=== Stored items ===

* begin *

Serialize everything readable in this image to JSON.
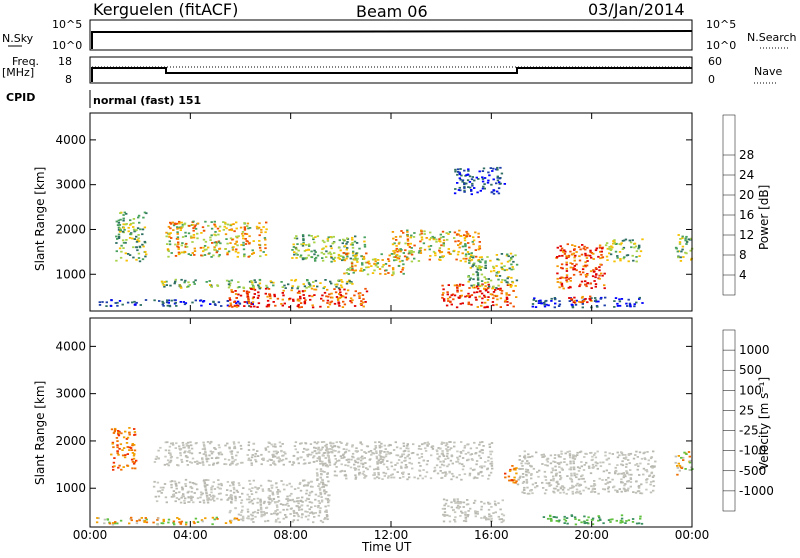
{
  "header": {
    "station": "Kerguelen (fitACF)",
    "beam": "Beam 06",
    "date": "03/Jan/2014"
  },
  "top_panels": {
    "nsky_label": "N.Sky",
    "nsky_ticks": [
      "10^5",
      "10^0"
    ],
    "nsearch_label": "N.Search",
    "nsearch_ticks": [
      "10^5",
      "10^0"
    ],
    "freq_label_1": "Freq.",
    "freq_label_2": "[MHz]",
    "freq_ticks": [
      "18",
      "8"
    ],
    "nave_label": "Nave",
    "nave_ticks": [
      "60",
      "0"
    ],
    "cpid_label": "CPID",
    "cpid_value": "normal (fast) 151"
  },
  "chart_data": [
    {
      "type": "heatmap",
      "name": "power",
      "ylabel": "Slant Range [km]",
      "xlabel": "Time UT",
      "xlim": [
        "00:00",
        "24:00"
      ],
      "ylim": [
        180,
        4600
      ],
      "yticks": [
        "1000",
        "2000",
        "3000",
        "4000"
      ],
      "xticks": [
        "00:00",
        "04:00",
        "08:00",
        "12:00",
        "16:00",
        "20:00",
        "00:00"
      ],
      "colorbar": {
        "label": "Power [dB]",
        "ticks": [
          "4",
          "8",
          "12",
          "16",
          "20",
          "24",
          "28"
        ],
        "colors": [
          "#0000ff",
          "#1e3fa8",
          "#2f6e62",
          "#47a05c",
          "#a7d24a",
          "#f6c000",
          "#f39a00",
          "#f05000",
          "#e00000"
        ]
      },
      "regions": [
        {
          "t0": 0.3,
          "t1": 6.5,
          "r0": 300,
          "r1": 450,
          "level": "low"
        },
        {
          "t0": 1.0,
          "t1": 2.2,
          "r0": 1300,
          "r1": 2400,
          "level": "mid"
        },
        {
          "t0": 2.8,
          "t1": 10.5,
          "r0": 700,
          "r1": 900,
          "level": "mid"
        },
        {
          "t0": 3.0,
          "t1": 7.0,
          "r0": 1400,
          "r1": 2200,
          "level": "high"
        },
        {
          "t0": 5.5,
          "t1": 11.0,
          "r0": 280,
          "r1": 700,
          "level": "peak"
        },
        {
          "t0": 8.0,
          "t1": 11.0,
          "r0": 1300,
          "r1": 1900,
          "level": "mid"
        },
        {
          "t0": 10.0,
          "t1": 12.5,
          "r0": 1000,
          "r1": 1500,
          "level": "high"
        },
        {
          "t0": 12.0,
          "t1": 15.5,
          "r0": 1300,
          "r1": 2000,
          "level": "high"
        },
        {
          "t0": 14.5,
          "t1": 16.5,
          "r0": 2800,
          "r1": 3400,
          "level": "low"
        },
        {
          "t0": 14.0,
          "t1": 17.0,
          "r0": 280,
          "r1": 800,
          "level": "peak"
        },
        {
          "t0": 15.0,
          "t1": 17.0,
          "r0": 700,
          "r1": 1500,
          "level": "mid"
        },
        {
          "t0": 17.5,
          "t1": 22.0,
          "r0": 280,
          "r1": 500,
          "level": "low"
        },
        {
          "t0": 18.5,
          "t1": 20.5,
          "r0": 700,
          "r1": 1700,
          "level": "peak"
        },
        {
          "t0": 19.0,
          "t1": 20.0,
          "r0": 380,
          "r1": 550,
          "level": "peak"
        },
        {
          "t0": 20.5,
          "t1": 22.0,
          "r0": 1300,
          "r1": 1800,
          "level": "mid"
        },
        {
          "t0": 23.3,
          "t1": 24.0,
          "r0": 1300,
          "r1": 1900,
          "level": "mid"
        }
      ]
    },
    {
      "type": "heatmap",
      "name": "velocity",
      "ylabel": "Slant Range [km]",
      "xlabel": "Time UT",
      "xlim": [
        "00:00",
        "24:00"
      ],
      "ylim": [
        180,
        4600
      ],
      "yticks": [
        "1000",
        "2000",
        "3000",
        "4000"
      ],
      "xticks": [
        "00:00",
        "04:00",
        "08:00",
        "12:00",
        "16:00",
        "20:00",
        "00:00"
      ],
      "colorbar": {
        "label": "Velocity [m s⁻¹]",
        "ticks": [
          "1000",
          "500",
          "100",
          "25",
          "-25",
          "-100",
          "-500",
          "-1000"
        ],
        "colors": [
          "#2040c0",
          "#3070a0",
          "#3a9060",
          "#60c040",
          "#c0c0b8",
          "#f0a000",
          "#f07000",
          "#f03000",
          "#e00000"
        ]
      },
      "regions": [
        {
          "t0": 0.8,
          "t1": 1.8,
          "r0": 1400,
          "r1": 2300,
          "level": "neg"
        },
        {
          "t0": 2.5,
          "t1": 10.0,
          "r0": 1500,
          "r1": 2000,
          "level": "grey"
        },
        {
          "t0": 2.5,
          "t1": 9.5,
          "r0": 700,
          "r1": 1200,
          "level": "grey"
        },
        {
          "t0": 5.5,
          "t1": 9.5,
          "r0": 300,
          "r1": 800,
          "level": "grey"
        },
        {
          "t0": 9.0,
          "t1": 16.0,
          "r0": 1200,
          "r1": 2000,
          "level": "grey"
        },
        {
          "t0": 14.0,
          "t1": 16.5,
          "r0": 300,
          "r1": 800,
          "level": "grey"
        },
        {
          "t0": 17.0,
          "t1": 22.5,
          "r0": 900,
          "r1": 1800,
          "level": "grey"
        },
        {
          "t0": 18.0,
          "t1": 22.0,
          "r0": 250,
          "r1": 450,
          "level": "pos"
        },
        {
          "t0": 0.2,
          "t1": 6.0,
          "r0": 250,
          "r1": 400,
          "level": "mix"
        },
        {
          "t0": 16.5,
          "t1": 17.0,
          "r0": 1100,
          "r1": 1500,
          "level": "neg"
        },
        {
          "t0": 23.3,
          "t1": 24.0,
          "r0": 1300,
          "r1": 1800,
          "level": "mix"
        }
      ]
    }
  ]
}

* end *

Your task is to repeat the data above exactly while excluding the pictures.

Serialize everything readable in this image to JSON.
{
  "header": {
    "station": "Kerguelen (fitACF)",
    "beam": "Beam 06",
    "date": "03/Jan/2014"
  },
  "top_panels": {
    "nsky_label": "N.Sky",
    "nsky_ticks": [
      "10^5",
      "10^0"
    ],
    "nsearch_label": "N.Search",
    "nsearch_ticks": [
      "10^5",
      "10^0"
    ],
    "freq_label_1": "Freq.",
    "freq_label_2": "[MHz]",
    "freq_ticks": [
      "18",
      "8"
    ],
    "nave_label": "Nave",
    "nave_ticks": [
      "60",
      "0"
    ],
    "cpid_label": "CPID",
    "cpid_value": "normal (fast) 151"
  },
  "chart_data": [
    {
      "type": "heatmap",
      "name": "power",
      "ylabel": "Slant Range [km]",
      "xlabel": "Time UT",
      "xlim": [
        "00:00",
        "24:00"
      ],
      "ylim": [
        180,
        4600
      ],
      "yticks": [
        "1000",
        "2000",
        "3000",
        "4000"
      ],
      "xticks": [
        "00:00",
        "04:00",
        "08:00",
        "12:00",
        "16:00",
        "20:00",
        "00:00"
      ],
      "colorbar": {
        "label": "Power [dB]",
        "ticks": [
          "4",
          "8",
          "12",
          "16",
          "20",
          "24",
          "28"
        ],
        "colors": [
          "#0000ff",
          "#1e3fa8",
          "#2f6e62",
          "#47a05c",
          "#a7d24a",
          "#f6c000",
          "#f39a00",
          "#f05000",
          "#e00000"
        ]
      },
      "regions": [
        {
          "t0": 0.3,
          "t1": 6.5,
          "r0": 300,
          "r1": 450,
          "level": "low"
        },
        {
          "t0": 1.0,
          "t1": 2.2,
          "r0": 1300,
          "r1": 2400,
          "level": "mid"
        },
        {
          "t0": 2.8,
          "t1": 10.5,
          "r0": 700,
          "r1": 900,
          "level": "mid"
        },
        {
          "t0": 3.0,
          "t1": 7.0,
          "r0": 1400,
          "r1": 2200,
          "level": "high"
        },
        {
          "t0": 5.5,
          "t1": 11.0,
          "r0": 280,
          "r1": 700,
          "level": "peak"
        },
        {
          "t0": 8.0,
          "t1": 11.0,
          "r0": 1300,
          "r1": 1900,
          "level": "mid"
        },
        {
          "t0": 10.0,
          "t1": 12.5,
          "r0": 1000,
          "r1": 1500,
          "level": "high"
        },
        {
          "t0": 12.0,
          "t1": 15.5,
          "r0": 1300,
          "r1": 2000,
          "level": "high"
        },
        {
          "t0": 14.5,
          "t1": 16.5,
          "r0": 2800,
          "r1": 3400,
          "level": "low"
        },
        {
          "t0": 14.0,
          "t1": 17.0,
          "r0": 280,
          "r1": 800,
          "level": "peak"
        },
        {
          "t0": 15.0,
          "t1": 17.0,
          "r0": 700,
          "r1": 1500,
          "level": "mid"
        },
        {
          "t0": 17.5,
          "t1": 22.0,
          "r0": 280,
          "r1": 500,
          "level": "low"
        },
        {
          "t0": 18.5,
          "t1": 20.5,
          "r0": 700,
          "r1": 1700,
          "level": "peak"
        },
        {
          "t0": 19.0,
          "t1": 20.0,
          "r0": 380,
          "r1": 550,
          "level": "peak"
        },
        {
          "t0": 20.5,
          "t1": 22.0,
          "r0": 1300,
          "r1": 1800,
          "level": "mid"
        },
        {
          "t0": 23.3,
          "t1": 24.0,
          "r0": 1300,
          "r1": 1900,
          "level": "mid"
        }
      ]
    },
    {
      "type": "heatmap",
      "name": "velocity",
      "ylabel": "Slant Range [km]",
      "xlabel": "Time UT",
      "xlim": [
        "00:00",
        "24:00"
      ],
      "ylim": [
        180,
        4600
      ],
      "yticks": [
        "1000",
        "2000",
        "3000",
        "4000"
      ],
      "xticks": [
        "00:00",
        "04:00",
        "08:00",
        "12:00",
        "16:00",
        "20:00",
        "00:00"
      ],
      "colorbar": {
        "label": "Velocity [m s⁻¹]",
        "ticks": [
          "1000",
          "500",
          "100",
          "25",
          "-25",
          "-100",
          "-500",
          "-1000"
        ],
        "colors": [
          "#2040c0",
          "#3070a0",
          "#3a9060",
          "#60c040",
          "#c0c0b8",
          "#f0a000",
          "#f07000",
          "#f03000",
          "#e00000"
        ]
      },
      "regions": [
        {
          "t0": 0.8,
          "t1": 1.8,
          "r0": 1400,
          "r1": 2300,
          "level": "neg"
        },
        {
          "t0": 2.5,
          "t1": 10.0,
          "r0": 1500,
          "r1": 2000,
          "level": "grey"
        },
        {
          "t0": 2.5,
          "t1": 9.5,
          "r0": 700,
          "r1": 1200,
          "level": "grey"
        },
        {
          "t0": 5.5,
          "t1": 9.5,
          "r0": 300,
          "r1": 800,
          "level": "grey"
        },
        {
          "t0": 9.0,
          "t1": 16.0,
          "r0": 1200,
          "r1": 2000,
          "level": "grey"
        },
        {
          "t0": 14.0,
          "t1": 16.5,
          "r0": 300,
          "r1": 800,
          "level": "grey"
        },
        {
          "t0": 17.0,
          "t1": 22.5,
          "r0": 900,
          "r1": 1800,
          "level": "grey"
        },
        {
          "t0": 18.0,
          "t1": 22.0,
          "r0": 250,
          "r1": 450,
          "level": "pos"
        },
        {
          "t0": 0.2,
          "t1": 6.0,
          "r0": 250,
          "r1": 400,
          "level": "mix"
        },
        {
          "t0": 16.5,
          "t1": 17.0,
          "r0": 1100,
          "r1": 1500,
          "level": "neg"
        },
        {
          "t0": 23.3,
          "t1": 24.0,
          "r0": 1300,
          "r1": 1800,
          "level": "mix"
        }
      ]
    }
  ]
}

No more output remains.